## Work to be completed
Determine the number of lines containing the word "DIVISION", and state that figure alone.

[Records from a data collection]
= = =

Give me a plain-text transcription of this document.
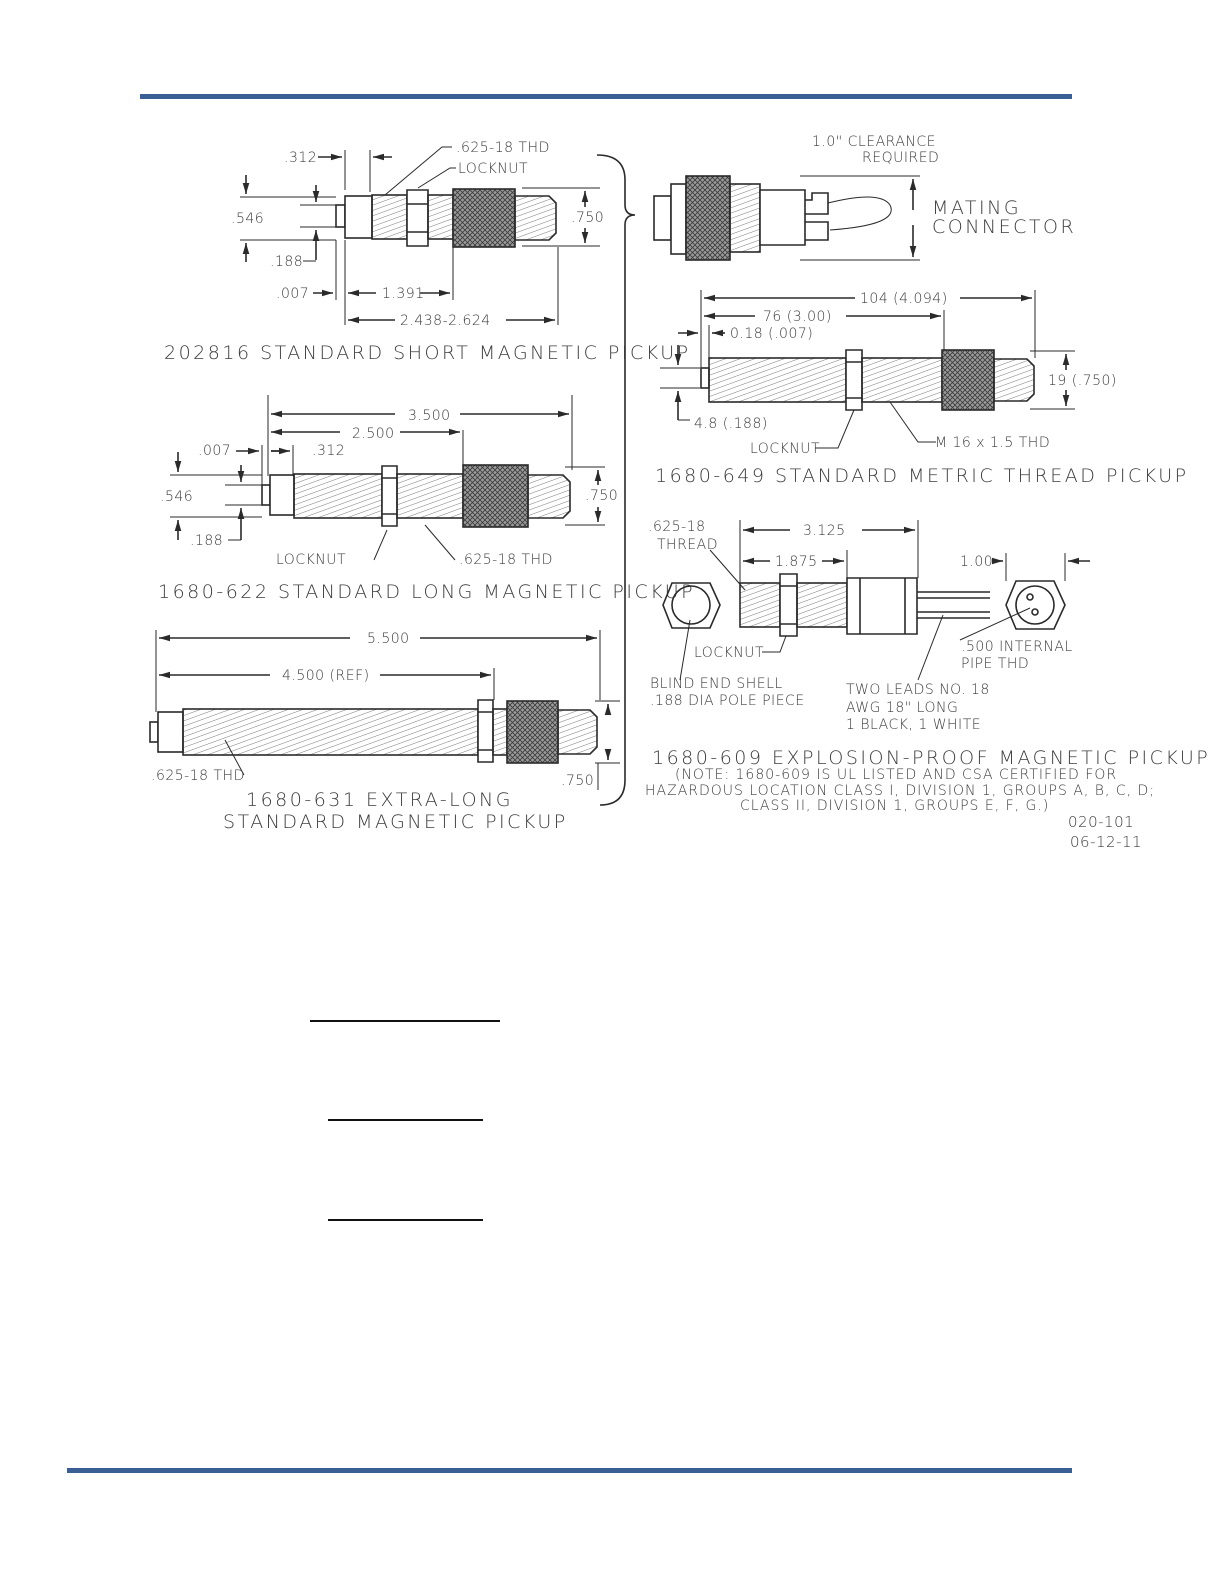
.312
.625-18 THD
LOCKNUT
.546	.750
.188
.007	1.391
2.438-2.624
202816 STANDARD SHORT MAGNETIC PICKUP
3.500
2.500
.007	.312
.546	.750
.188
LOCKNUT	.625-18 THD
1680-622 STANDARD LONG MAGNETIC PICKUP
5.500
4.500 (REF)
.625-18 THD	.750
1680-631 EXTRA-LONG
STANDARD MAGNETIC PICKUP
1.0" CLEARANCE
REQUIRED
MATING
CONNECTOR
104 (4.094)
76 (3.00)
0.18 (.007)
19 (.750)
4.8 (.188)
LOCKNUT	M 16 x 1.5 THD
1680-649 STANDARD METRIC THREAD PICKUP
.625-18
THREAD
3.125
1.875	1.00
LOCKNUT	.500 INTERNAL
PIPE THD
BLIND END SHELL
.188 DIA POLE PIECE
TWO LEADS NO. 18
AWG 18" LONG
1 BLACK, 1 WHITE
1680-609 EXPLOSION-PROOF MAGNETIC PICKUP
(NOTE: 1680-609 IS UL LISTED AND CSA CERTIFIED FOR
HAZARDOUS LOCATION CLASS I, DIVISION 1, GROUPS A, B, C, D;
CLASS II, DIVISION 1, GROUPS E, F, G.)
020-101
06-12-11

= = =

## Final answer
2